+++ Data provided +++

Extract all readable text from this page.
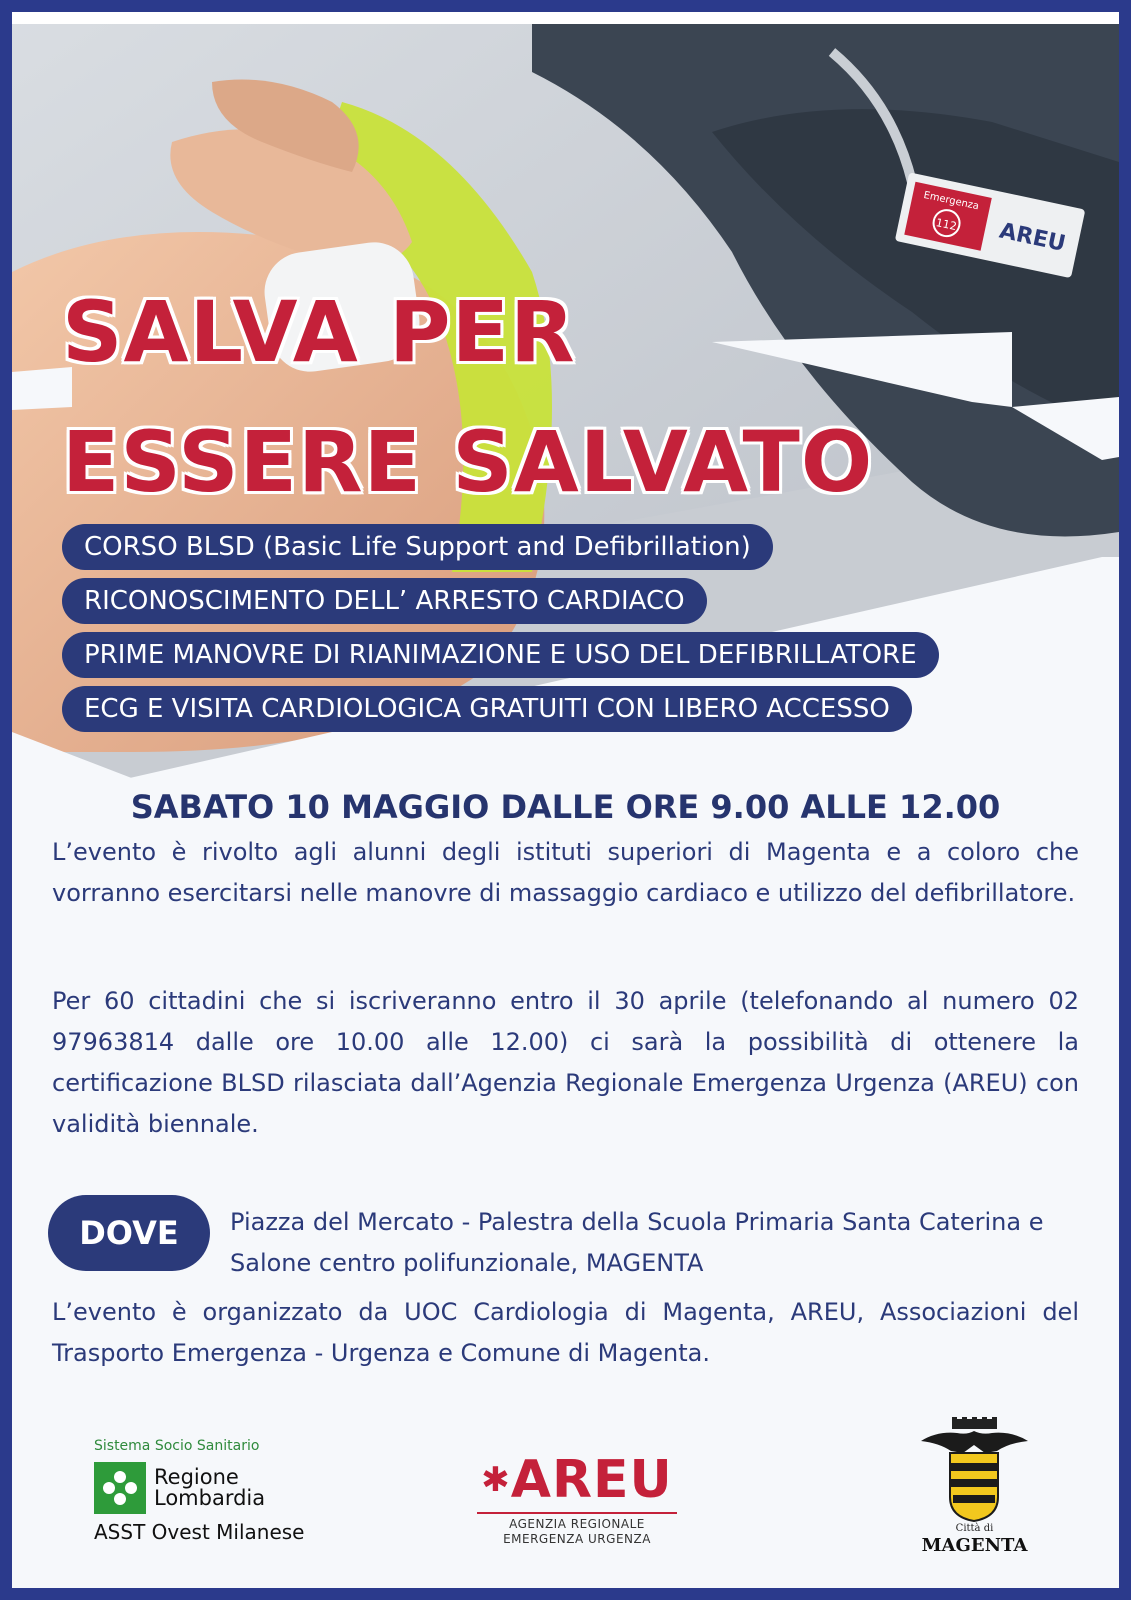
112
Emergenza
AREU
SALVA PER
ESSERE SALVATO
CORSO BLSD (Basic Life Support and Defibrillation)
RICONOSCIMENTO DELL’ ARRESTO CARDIACO
PRIME MANOVRE DI RIANIMAZIONE E USO DEL DEFIBRILLATORE
ECG E VISITA CARDIOLOGICA GRATUITI CON LIBERO ACCESSO
SABATO 10 MAGGIO DALLE ORE 9.00 ALLE 12.00

L’evento è rivolto agli alunni degli istituti superiori di Magenta e a coloro che vorranno esercitarsi nelle manovre di massaggio cardiaco e utilizzo del defibrillatore.

Per 60 cittadini che si iscriveranno entro il 30 aprile (telefonando al numero 02 97963814 dalle ore 10.00 alle 12.00) ci sarà la possibilità di ottenere la certificazione BLSD rilasciata dall’Agenzia Regionale Emergenza Urgenza (AREU) con validità biennale.

DOVE	Piazza del Mercato - Palestra della Scuola Primaria Santa Caterina e Salone centro polifunzionale, MAGENTA

L’evento è organizzato da UOC Cardiologia di Magenta, AREU, Associazioni del Trasporto Emergenza - Urgenza e Comune di Magenta.

Sistema Socio Sanitario
Regione
Lombardia
ASST Ovest Milanese
✱AREU
AGENZIA REGIONALE
EMERGENZA URGENZA
Città di
MAGENTA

+++

> Task brief: Retype the whole listing exactly and leave the pictures out.

> Correct output:
Extract all readable text from this page.
112
Emergenza
AREU
SALVA PER
ESSERE SALVATO
CORSO BLSD (Basic Life Support and Defibrillation)
RICONOSCIMENTO DELL’ ARRESTO CARDIACO
PRIME MANOVRE DI RIANIMAZIONE E USO DEL DEFIBRILLATORE
ECG E VISITA CARDIOLOGICA GRATUITI CON LIBERO ACCESSO
SABATO 10 MAGGIO DALLE ORE 9.00 ALLE 12.00

L’evento è rivolto agli alunni degli istituti superiori di Magenta e a coloro che vorranno esercitarsi nelle manovre di massaggio cardiaco e utilizzo del defibrillatore.

Per 60 cittadini che si iscriveranno entro il 30 aprile (telefonando al numero 02 97963814 dalle ore 10.00 alle 12.00) ci sarà la possibilità di ottenere la certificazione BLSD rilasciata dall’Agenzia Regionale Emergenza Urgenza (AREU) con validità biennale.

DOVE	Piazza del Mercato - Palestra della Scuola Primaria Santa Caterina e Salone centro polifunzionale, MAGENTA

L’evento è organizzato da UOC Cardiologia di Magenta, AREU, Associazioni del Trasporto Emergenza - Urgenza e Comune di Magenta.

Sistema Socio Sanitario
Regione
Lombardia
ASST Ovest Milanese
✱AREU
AGENZIA REGIONALE
EMERGENZA URGENZA
Città di
MAGENTA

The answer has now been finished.